• **REQUIREMENTS**
Reproduce the lines below, putting "schematic diagram" in place of "block diagram" and changing nothing else.

Stored items:
○ ○ ○ ○ ○

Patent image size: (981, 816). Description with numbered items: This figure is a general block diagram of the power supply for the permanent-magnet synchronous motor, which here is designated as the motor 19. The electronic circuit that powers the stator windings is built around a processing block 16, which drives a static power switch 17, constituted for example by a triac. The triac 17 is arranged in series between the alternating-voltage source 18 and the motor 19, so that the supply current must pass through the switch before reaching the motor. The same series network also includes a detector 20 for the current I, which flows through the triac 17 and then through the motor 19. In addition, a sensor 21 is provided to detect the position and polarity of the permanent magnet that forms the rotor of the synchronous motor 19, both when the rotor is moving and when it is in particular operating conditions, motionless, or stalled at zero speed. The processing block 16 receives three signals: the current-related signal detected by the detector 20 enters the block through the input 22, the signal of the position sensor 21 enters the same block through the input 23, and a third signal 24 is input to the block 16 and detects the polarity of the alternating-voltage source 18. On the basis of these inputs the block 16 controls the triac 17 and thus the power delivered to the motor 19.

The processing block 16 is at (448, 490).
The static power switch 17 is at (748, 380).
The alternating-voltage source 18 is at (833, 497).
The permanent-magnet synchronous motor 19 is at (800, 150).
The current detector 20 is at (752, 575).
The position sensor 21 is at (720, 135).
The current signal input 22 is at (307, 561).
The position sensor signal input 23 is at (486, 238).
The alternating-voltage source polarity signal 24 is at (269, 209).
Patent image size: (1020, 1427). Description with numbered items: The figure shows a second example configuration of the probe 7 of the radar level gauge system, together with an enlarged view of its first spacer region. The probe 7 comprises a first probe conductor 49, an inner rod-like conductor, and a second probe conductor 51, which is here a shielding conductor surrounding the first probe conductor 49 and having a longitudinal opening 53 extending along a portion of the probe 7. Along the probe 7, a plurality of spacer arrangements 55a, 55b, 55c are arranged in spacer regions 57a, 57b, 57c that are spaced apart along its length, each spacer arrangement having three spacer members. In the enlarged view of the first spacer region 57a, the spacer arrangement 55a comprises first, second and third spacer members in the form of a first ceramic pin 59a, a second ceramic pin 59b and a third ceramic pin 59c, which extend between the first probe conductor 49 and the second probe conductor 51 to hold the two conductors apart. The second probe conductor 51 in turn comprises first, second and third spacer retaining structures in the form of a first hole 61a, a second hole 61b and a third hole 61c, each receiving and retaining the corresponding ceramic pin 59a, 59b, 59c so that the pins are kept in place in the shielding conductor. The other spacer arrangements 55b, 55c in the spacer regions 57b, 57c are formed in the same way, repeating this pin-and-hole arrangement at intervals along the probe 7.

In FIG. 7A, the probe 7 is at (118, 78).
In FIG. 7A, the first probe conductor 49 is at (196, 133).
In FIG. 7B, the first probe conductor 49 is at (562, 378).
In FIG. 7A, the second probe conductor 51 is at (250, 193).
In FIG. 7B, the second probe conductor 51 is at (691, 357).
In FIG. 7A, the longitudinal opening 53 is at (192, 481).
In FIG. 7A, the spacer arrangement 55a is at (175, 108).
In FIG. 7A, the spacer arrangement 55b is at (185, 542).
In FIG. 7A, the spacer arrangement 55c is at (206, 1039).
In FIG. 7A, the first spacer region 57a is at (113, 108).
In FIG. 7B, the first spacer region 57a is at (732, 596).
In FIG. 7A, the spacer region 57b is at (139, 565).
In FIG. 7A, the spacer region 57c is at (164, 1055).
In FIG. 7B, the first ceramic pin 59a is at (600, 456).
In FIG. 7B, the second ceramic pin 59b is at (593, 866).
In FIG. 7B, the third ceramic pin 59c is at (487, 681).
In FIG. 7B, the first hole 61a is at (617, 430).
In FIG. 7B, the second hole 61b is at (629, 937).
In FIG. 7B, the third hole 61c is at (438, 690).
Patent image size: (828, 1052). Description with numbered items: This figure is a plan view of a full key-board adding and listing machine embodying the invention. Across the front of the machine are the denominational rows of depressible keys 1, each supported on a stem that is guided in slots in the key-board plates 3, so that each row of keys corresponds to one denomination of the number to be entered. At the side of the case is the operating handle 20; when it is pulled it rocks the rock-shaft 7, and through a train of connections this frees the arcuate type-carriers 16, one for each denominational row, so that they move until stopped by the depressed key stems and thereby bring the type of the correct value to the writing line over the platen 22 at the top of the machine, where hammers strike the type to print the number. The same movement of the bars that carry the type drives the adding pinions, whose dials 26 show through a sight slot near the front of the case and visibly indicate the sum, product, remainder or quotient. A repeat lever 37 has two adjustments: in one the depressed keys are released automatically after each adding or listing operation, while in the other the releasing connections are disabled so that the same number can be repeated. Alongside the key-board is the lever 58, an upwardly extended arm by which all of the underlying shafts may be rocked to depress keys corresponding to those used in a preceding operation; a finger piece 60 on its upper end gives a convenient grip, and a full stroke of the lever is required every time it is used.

○ ○ ○ ○ ○

• **OUTPUT**
Patent image size: (981, 816). Description with numbered items: This figure is a general schematic diagram of the power supply for the permanent-magnet synchronous motor, which here is designated as the motor 19. The electronic circuit that powers the stator windings is built around a processing block 16, which drives a static power switch 17, constituted for example by a triac. The triac 17 is arranged in series between the alternating-voltage source 18 and the motor 19, so that the supply current must pass through the switch before reaching the motor. The same series network also includes a detector 20 for the current I, which flows through the triac 17 and then through the motor 19. In addition, a sensor 21 is provided to detect the position and polarity of the permanent magnet that forms the rotor of the synchronous motor 19, both when the rotor is moving and when it is in particular operating conditions, motionless, or stalled at zero speed. The processing block 16 receives three signals: the current-related signal detected by the detector 20 enters the block through the input 22, the signal of the position sensor 21 enters the same block through the input 23, and a third signal 24 is input to the block 16 and detects the polarity of the alternating-voltage source 18. On the basis of these inputs the block 16 controls the triac 17 and thus the power delivered to the motor 19.

The processing block 16 is at (448, 490).
The static power switch 17 is at (748, 380).
The alternating-voltage source 18 is at (833, 497).
The permanent-magnet synchronous motor 19 is at (800, 150).
The current detector 20 is at (752, 575).
The position sensor 21 is at (720, 135).
The current signal input 22 is at (307, 561).
The position sensor signal input 23 is at (486, 238).
The alternating-voltage source polarity signal 24 is at (269, 209).
Patent image size: (1020, 1427). Description with numbered items: The figure shows a second example configuration of the probe 7 of the radar level gauge system, together with an enlarged view of its first spacer region. The probe 7 comprises a first probe conductor 49, an inner rod-like conductor, and a second probe conductor 51, which is here a shielding conductor surrounding the first probe conductor 49 and having a longitudinal opening 53 extending along a portion of the probe 7. Along the probe 7, a plurality of spacer arrangements 55a, 55b, 55c are arranged in spacer regions 57a, 57b, 57c that are spaced apart along its length, each spacer arrangement having three spacer members. In the enlarged view of the first spacer region 57a, the spacer arrangement 55a comprises first, second and third spacer members in the form of a first ceramic pin 59a, a second ceramic pin 59b and a third ceramic pin 59c, which extend between the first probe conductor 49 and the second probe conductor 51 to hold the two conductors apart. The second probe conductor 51 in turn comprises first, second and third spacer retaining structures in the form of a first hole 61a, a second hole 61b and a third hole 61c, each receiving and retaining the corresponding ceramic pin 59a, 59b, 59c so that the pins are kept in place in the shielding conductor. The other spacer arrangements 55b, 55c in the spacer regions 57b, 57c are formed in the same way, repeating this pin-and-hole arrangement at intervals along the probe 7.

In FIG. 7A, the probe 7 is at (118, 78).
In FIG. 7A, the first probe conductor 49 is at (196, 133).
In FIG. 7B, the first probe conductor 49 is at (562, 378).
In FIG. 7A, the second probe conductor 51 is at (250, 193).
In FIG. 7B, the second probe conductor 51 is at (691, 357).
In FIG. 7A, the longitudinal opening 53 is at (192, 481).
In FIG. 7A, the spacer arrangement 55a is at (175, 108).
In FIG. 7A, the spacer arrangement 55b is at (185, 542).
In FIG. 7A, the spacer arrangement 55c is at (206, 1039).
In FIG. 7A, the first spacer region 57a is at (113, 108).
In FIG. 7B, the first spacer region 57a is at (732, 596).
In FIG. 7A, the spacer region 57b is at (139, 565).
In FIG. 7A, the spacer region 57c is at (164, 1055).
In FIG. 7B, the first ceramic pin 59a is at (600, 456).
In FIG. 7B, the second ceramic pin 59b is at (593, 866).
In FIG. 7B, the third ceramic pin 59c is at (487, 681).
In FIG. 7B, the first hole 61a is at (617, 430).
In FIG. 7B, the second hole 61b is at (629, 937).
In FIG. 7B, the third hole 61c is at (438, 690).
Patent image size: (828, 1052). Description with numbered items: This figure is a plan view of a full key-board adding and listing machine embodying the invention. Across the front of the machine are the denominational rows of depressible keys 1, each supported on a stem that is guided in slots in the key-board plates 3, so that each row of keys corresponds to one denomination of the number to be entered. At the side of the case is the operating handle 20; when it is pulled it rocks the rock-shaft 7, and through a train of connections this frees the arcuate type-carriers 16, one for each denominational row, so that they move until stopped by the depressed key stems and thereby bring the type of the correct value to the writing line over the platen 22 at the top of the machine, where hammers strike the type to print the number. The same movement of the bars that carry the type drives the adding pinions, whose dials 26 show through a sight slot near the front of the case and visibly indicate the sum, product, remainder or quotient. A repeat lever 37 has two adjustments: in one the depressed keys are released automatically after each adding or listing operation, while in the other the releasing connections are disabled so that the same number can be repeated. Alongside the key-board is the lever 58, an upwardly extended arm by which all of the underlying shafts may be rocked to depress keys corresponding to those used in a preceding operation; a finger piece 60 on its upper end gives a convenient grip, and a full stroke of the lever is required every time it is used.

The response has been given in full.